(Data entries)
+-------+
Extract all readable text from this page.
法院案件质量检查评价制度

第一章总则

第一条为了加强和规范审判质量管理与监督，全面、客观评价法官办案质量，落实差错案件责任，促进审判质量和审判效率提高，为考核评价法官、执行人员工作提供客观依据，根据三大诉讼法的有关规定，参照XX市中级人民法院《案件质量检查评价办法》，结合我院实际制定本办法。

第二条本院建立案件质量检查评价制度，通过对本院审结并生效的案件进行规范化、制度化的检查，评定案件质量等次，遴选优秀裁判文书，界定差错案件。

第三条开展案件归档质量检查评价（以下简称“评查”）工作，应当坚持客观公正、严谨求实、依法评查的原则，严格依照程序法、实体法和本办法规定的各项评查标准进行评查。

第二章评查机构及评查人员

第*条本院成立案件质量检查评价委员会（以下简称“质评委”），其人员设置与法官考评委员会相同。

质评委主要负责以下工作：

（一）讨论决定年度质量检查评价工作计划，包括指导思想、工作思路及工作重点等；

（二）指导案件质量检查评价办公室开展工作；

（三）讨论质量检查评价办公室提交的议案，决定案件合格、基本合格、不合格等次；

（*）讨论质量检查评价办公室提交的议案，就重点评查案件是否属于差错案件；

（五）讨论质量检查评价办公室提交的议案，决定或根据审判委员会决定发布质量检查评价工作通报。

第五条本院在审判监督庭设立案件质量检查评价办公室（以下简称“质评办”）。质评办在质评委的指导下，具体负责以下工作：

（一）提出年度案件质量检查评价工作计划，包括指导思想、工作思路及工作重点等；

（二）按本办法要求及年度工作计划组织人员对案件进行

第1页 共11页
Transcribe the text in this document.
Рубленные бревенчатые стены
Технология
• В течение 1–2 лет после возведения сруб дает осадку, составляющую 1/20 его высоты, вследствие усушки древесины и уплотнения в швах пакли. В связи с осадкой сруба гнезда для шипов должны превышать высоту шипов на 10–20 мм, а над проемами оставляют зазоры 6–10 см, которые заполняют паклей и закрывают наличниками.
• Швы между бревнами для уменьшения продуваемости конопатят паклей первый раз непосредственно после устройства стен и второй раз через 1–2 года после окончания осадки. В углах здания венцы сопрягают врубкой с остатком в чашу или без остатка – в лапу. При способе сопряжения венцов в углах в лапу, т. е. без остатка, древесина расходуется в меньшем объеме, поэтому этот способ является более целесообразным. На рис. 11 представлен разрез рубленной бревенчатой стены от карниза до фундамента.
+-------+
▶ **Problem to solve**: Quote each line of the listing above exactly.

▶ **Answer in full**:
Extract all readable text from this page.
法院案件质量检查评价制度

第一章总则

第一条为了加强和规范审判质量管理与监督，全面、客观评价法官办案质量，落实差错案件责任，促进审判质量和审判效率提高，为考核评价法官、执行人员工作提供客观依据，根据三大诉讼法的有关规定，参照XX市中级人民法院《案件质量检查评价办法》，结合我院实际制定本办法。

第二条本院建立案件质量检查评价制度，通过对本院审结并生效的案件进行规范化、制度化的检查，评定案件质量等次，遴选优秀裁判文书，界定差错案件。

第三条开展案件归档质量检查评价（以下简称“评查”）工作，应当坚持客观公正、严谨求实、依法评查的原则，严格依照程序法、实体法和本办法规定的各项评查标准进行评查。

第二章评查机构及评查人员

第*条本院成立案件质量检查评价委员会（以下简称“质评委”），其人员设置与法官考评委员会相同。

质评委主要负责以下工作：

（一）讨论决定年度质量检查评价工作计划，包括指导思想、工作思路及工作重点等；

（二）指导案件质量检查评价办公室开展工作；

（三）讨论质量检查评价办公室提交的议案，决定案件合格、基本合格、不合格等次；

（*）讨论质量检查评价办公室提交的议案，就重点评查案件是否属于差错案件；

（五）讨论质量检查评价办公室提交的议案，决定或根据审判委员会决定发布质量检查评价工作通报。

第五条本院在审判监督庭设立案件质量检查评价办公室（以下简称“质评办”）。质评办在质评委的指导下，具体负责以下工作：

（一）提出年度案件质量检查评价工作计划，包括指导思想、工作思路及工作重点等；

（二）按本办法要求及年度工作计划组织人员对案件进行

第1页 共11页
Transcribe the text in this document.
Рубленные бревенчатые стены
Технология
• В течение 1–2 лет после возведения сруб дает осадку, составляющую 1/20 его высоты, вследствие усушки древесины и уплотнения в швах пакли. В связи с осадкой сруба гнезда для шипов должны превышать высоту шипов на 10–20 мм, а над проемами оставляют зазоры 6–10 см, которые заполняют паклей и закрывают наличниками.
• Швы между бревнами для уменьшения продуваемости конопатят паклей первый раз непосредственно после устройства стен и второй раз через 1–2 года после окончания осадки. В углах здания венцы сопрягают врубкой с остатком в чашу или без остатка – в лапу. При способе сопряжения венцов в углах в лапу, т. е. без остатка, древесина расходуется в меньшем объеме, поэтому этот способ является более целесообразным. На рис. 11 представлен разрез рубленной бревенчатой стены от карниза до фундамента.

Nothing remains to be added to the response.